• [EXERCISE GOAL] Look through the data below. Collect every line where the word "gold" occurs.

• [DATA FOR THIS EXERCISE]
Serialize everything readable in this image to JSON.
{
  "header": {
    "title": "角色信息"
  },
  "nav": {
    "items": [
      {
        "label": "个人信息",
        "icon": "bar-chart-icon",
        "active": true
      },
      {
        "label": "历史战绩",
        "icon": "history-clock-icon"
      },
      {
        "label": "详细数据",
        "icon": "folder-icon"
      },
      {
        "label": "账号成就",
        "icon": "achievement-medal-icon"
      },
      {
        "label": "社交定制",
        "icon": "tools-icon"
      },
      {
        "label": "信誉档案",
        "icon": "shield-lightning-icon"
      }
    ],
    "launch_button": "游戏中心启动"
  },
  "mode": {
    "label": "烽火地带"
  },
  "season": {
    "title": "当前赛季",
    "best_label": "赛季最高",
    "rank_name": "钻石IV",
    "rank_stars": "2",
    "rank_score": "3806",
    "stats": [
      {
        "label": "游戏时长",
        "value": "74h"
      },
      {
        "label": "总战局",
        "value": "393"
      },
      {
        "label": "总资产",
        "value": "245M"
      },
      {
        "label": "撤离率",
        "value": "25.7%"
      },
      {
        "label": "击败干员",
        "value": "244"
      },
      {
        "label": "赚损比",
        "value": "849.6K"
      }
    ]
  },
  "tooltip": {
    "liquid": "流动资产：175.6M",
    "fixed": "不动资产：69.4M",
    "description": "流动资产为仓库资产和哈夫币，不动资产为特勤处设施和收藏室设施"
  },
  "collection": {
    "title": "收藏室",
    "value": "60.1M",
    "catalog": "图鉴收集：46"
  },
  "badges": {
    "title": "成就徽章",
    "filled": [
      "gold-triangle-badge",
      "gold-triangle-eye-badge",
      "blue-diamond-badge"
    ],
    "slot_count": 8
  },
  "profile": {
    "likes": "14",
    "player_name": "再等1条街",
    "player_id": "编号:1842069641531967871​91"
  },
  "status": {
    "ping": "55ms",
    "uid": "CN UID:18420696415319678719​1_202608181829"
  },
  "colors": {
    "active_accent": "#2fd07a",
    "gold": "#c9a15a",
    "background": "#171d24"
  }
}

• [REPLY TO THE TASK]
      "gold-triangle-badge",
      "gold-triangle-eye-badge",
    "gold": "#c9a15a",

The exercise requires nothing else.